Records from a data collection
>> Begin
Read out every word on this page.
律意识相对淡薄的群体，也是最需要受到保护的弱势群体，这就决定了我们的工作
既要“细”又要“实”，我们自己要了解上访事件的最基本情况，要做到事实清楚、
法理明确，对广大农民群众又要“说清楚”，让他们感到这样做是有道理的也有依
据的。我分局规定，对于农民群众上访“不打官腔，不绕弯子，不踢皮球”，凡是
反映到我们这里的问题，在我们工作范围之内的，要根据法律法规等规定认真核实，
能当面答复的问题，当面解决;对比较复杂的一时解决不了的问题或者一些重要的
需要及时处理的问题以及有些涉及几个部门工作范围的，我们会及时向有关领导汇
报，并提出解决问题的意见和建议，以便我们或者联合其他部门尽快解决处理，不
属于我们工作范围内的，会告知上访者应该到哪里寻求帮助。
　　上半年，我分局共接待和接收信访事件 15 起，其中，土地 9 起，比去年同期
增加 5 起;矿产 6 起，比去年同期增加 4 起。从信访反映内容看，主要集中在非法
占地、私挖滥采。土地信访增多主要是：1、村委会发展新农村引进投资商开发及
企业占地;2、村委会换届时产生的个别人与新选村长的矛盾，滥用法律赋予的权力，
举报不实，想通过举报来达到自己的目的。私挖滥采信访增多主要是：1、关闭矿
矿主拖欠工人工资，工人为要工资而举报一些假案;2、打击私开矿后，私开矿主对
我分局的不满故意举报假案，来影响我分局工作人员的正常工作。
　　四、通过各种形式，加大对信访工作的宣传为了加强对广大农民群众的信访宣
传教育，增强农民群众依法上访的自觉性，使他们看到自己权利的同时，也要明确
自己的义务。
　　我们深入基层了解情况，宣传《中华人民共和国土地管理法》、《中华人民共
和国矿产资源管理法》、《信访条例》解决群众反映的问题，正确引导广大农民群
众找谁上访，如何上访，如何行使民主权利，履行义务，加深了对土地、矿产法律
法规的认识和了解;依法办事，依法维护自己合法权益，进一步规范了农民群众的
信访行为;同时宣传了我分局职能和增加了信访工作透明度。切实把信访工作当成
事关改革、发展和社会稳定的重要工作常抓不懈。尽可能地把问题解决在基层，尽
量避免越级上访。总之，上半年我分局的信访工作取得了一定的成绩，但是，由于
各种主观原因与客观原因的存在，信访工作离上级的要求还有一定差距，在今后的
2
>> End
Quote the data in full, keeping each word unchanged.

Read out every word on this page.
律意识相对淡薄的群体，也是最需要受到保护的弱势群体，这就决定了我们的工作
既要“细”又要“实”，我们自己要了解上访事件的最基本情况，要做到事实清楚、
法理明确，对广大农民群众又要“说清楚”，让他们感到这样做是有道理的也有依
据的。我分局规定，对于农民群众上访“不打官腔，不绕弯子，不踢皮球”，凡是
反映到我们这里的问题，在我们工作范围之内的，要根据法律法规等规定认真核实，
能当面答复的问题，当面解决;对比较复杂的一时解决不了的问题或者一些重要的
需要及时处理的问题以及有些涉及几个部门工作范围的，我们会及时向有关领导汇
报，并提出解决问题的意见和建议，以便我们或者联合其他部门尽快解决处理，不
属于我们工作范围内的，会告知上访者应该到哪里寻求帮助。
　　上半年，我分局共接待和接收信访事件 15 起，其中，土地 9 起，比去年同期
增加 5 起;矿产 6 起，比去年同期增加 4 起。从信访反映内容看，主要集中在非法
占地、私挖滥采。土地信访增多主要是：1、村委会发展新农村引进投资商开发及
企业占地;2、村委会换届时产生的个别人与新选村长的矛盾，滥用法律赋予的权力，
举报不实，想通过举报来达到自己的目的。私挖滥采信访增多主要是：1、关闭矿
矿主拖欠工人工资，工人为要工资而举报一些假案;2、打击私开矿后，私开矿主对
我分局的不满故意举报假案，来影响我分局工作人员的正常工作。
　　四、通过各种形式，加大对信访工作的宣传为了加强对广大农民群众的信访宣
传教育，增强农民群众依法上访的自觉性，使他们看到自己权利的同时，也要明确
自己的义务。
　　我们深入基层了解情况，宣传《中华人民共和国土地管理法》、《中华人民共
和国矿产资源管理法》、《信访条例》解决群众反映的问题，正确引导广大农民群
众找谁上访，如何上访，如何行使民主权利，履行义务，加深了对土地、矿产法律
法规的认识和了解;依法办事，依法维护自己合法权益，进一步规范了农民群众的
信访行为;同时宣传了我分局职能和增加了信访工作透明度。切实把信访工作当成
事关改革、发展和社会稳定的重要工作常抓不懈。尽可能地把问题解决在基层，尽
量避免越级上访。总之，上半年我分局的信访工作取得了一定的成绩，但是，由于
各种主观原因与客观原因的存在，信访工作离上级的要求还有一定差距，在今后的
2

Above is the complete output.